#### [Required work]
Find how many lines in the data below include the word "title", then write only that number.

--- begin Input for this task ---

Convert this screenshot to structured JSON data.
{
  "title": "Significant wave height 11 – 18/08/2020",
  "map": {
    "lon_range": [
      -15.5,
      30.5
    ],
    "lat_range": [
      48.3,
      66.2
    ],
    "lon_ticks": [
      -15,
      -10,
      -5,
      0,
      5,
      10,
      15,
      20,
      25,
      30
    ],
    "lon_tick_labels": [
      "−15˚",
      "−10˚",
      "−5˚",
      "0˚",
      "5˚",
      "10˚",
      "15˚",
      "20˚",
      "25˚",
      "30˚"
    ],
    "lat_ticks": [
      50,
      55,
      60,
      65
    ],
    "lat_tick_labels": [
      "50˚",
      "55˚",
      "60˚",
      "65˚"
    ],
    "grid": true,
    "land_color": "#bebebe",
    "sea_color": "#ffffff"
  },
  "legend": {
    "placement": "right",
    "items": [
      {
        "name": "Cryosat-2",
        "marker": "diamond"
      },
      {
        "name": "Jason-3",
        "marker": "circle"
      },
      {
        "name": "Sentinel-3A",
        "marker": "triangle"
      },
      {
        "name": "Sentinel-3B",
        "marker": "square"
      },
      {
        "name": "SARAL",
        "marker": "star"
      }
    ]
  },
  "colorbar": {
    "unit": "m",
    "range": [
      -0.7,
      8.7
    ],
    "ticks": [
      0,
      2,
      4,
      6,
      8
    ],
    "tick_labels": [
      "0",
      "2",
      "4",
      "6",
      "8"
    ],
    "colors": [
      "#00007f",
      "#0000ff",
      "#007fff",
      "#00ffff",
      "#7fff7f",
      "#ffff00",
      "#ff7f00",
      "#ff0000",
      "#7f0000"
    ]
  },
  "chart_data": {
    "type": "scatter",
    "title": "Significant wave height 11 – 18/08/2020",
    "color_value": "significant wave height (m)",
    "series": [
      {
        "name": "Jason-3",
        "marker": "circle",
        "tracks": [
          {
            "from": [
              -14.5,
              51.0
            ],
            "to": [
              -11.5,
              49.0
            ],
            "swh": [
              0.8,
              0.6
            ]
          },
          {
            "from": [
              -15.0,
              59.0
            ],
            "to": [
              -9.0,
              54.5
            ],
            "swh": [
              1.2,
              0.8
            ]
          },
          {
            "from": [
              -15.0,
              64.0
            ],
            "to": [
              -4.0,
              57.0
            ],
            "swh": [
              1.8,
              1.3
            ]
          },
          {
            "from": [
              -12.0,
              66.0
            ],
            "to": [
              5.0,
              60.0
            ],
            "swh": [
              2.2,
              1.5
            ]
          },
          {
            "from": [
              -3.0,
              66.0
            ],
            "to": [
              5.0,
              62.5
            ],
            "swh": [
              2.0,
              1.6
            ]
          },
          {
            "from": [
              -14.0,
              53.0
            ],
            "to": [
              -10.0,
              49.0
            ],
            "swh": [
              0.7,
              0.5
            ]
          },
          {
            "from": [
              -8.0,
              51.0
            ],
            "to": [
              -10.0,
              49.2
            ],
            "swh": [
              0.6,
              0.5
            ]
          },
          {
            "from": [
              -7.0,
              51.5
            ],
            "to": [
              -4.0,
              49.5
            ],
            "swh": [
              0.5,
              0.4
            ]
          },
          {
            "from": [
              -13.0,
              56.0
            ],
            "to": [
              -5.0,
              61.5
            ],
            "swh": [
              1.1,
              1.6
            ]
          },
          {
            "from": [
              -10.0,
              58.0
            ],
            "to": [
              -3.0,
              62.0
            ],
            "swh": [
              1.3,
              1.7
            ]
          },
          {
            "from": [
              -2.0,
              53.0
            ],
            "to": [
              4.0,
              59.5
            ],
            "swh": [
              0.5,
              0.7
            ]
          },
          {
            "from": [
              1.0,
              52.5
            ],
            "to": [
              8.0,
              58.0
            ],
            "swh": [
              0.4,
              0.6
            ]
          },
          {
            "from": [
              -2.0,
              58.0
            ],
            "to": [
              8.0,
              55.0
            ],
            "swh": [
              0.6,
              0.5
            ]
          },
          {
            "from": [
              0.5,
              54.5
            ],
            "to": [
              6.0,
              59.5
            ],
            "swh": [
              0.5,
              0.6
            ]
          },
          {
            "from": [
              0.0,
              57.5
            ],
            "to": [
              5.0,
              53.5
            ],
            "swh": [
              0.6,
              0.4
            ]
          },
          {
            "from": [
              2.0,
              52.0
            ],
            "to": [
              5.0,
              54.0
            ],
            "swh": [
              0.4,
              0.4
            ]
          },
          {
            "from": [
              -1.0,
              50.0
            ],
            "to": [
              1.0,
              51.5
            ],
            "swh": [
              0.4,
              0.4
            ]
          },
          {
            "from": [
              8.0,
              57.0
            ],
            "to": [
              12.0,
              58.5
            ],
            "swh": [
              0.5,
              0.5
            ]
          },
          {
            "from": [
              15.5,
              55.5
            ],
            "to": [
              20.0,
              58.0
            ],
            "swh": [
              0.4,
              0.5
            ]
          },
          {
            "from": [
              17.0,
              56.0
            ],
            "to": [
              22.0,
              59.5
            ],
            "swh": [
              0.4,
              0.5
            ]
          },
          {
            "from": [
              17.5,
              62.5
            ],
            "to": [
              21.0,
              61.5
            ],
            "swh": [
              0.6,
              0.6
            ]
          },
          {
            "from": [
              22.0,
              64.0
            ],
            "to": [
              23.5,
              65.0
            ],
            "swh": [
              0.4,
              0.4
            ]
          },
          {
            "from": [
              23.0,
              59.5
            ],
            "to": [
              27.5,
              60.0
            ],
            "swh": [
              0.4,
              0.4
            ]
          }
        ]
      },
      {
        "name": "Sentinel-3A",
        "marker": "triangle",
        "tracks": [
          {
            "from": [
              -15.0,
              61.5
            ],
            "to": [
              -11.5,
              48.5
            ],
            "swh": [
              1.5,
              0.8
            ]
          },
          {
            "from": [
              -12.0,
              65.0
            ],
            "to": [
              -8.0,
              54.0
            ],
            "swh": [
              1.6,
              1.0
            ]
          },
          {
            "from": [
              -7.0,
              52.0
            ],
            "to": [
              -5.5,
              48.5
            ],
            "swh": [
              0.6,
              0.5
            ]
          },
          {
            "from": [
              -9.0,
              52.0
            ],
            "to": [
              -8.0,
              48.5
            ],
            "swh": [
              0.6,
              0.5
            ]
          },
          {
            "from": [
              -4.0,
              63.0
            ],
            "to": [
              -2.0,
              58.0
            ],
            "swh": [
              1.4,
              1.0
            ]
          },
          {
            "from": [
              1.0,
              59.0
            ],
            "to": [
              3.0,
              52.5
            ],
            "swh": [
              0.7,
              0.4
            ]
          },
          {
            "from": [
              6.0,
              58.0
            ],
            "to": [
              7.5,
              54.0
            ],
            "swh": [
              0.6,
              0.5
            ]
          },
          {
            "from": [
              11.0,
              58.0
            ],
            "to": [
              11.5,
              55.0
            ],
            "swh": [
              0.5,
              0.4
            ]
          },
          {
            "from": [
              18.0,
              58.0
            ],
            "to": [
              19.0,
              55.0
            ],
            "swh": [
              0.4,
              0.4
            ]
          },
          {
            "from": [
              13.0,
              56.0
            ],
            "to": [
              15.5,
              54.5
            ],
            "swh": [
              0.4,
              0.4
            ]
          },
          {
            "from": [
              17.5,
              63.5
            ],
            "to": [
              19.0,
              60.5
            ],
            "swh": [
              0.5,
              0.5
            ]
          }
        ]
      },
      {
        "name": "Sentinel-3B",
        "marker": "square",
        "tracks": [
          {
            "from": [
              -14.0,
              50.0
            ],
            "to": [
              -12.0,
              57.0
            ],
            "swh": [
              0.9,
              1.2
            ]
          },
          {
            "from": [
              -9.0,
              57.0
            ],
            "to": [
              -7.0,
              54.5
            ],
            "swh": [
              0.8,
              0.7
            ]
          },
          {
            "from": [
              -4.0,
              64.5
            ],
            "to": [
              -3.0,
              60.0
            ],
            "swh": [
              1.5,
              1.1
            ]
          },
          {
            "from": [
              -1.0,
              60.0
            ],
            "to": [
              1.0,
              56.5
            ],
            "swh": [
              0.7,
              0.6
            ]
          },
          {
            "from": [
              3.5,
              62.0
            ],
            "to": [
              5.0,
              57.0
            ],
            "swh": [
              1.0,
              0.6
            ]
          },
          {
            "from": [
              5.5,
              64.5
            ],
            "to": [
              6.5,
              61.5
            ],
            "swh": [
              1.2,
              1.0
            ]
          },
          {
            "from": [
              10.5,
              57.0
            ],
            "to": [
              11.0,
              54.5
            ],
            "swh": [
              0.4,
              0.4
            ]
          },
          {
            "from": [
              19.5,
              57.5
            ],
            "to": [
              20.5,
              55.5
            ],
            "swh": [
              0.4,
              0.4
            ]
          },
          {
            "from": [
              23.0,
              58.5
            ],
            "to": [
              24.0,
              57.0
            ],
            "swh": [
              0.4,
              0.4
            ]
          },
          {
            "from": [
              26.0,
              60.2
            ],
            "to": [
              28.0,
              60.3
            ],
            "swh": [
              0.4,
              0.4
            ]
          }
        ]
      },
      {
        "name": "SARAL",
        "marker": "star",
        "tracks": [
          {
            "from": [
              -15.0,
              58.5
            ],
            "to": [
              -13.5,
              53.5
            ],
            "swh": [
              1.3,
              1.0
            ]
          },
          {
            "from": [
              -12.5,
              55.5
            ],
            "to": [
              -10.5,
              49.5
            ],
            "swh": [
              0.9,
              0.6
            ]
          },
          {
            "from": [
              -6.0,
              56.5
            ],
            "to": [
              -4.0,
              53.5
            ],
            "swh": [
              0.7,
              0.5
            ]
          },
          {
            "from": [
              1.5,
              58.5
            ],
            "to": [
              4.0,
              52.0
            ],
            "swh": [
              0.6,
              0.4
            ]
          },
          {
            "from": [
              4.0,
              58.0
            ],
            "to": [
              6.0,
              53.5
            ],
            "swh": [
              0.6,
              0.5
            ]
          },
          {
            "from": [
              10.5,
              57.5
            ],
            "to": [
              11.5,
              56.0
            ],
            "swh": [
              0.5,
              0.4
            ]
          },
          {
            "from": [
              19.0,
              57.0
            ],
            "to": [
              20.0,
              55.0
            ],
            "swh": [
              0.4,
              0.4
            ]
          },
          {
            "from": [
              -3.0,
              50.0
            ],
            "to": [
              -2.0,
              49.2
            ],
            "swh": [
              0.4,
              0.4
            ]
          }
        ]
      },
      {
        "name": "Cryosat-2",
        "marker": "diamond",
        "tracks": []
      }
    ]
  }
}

--- end Input for this task ---

#### [Task output]
2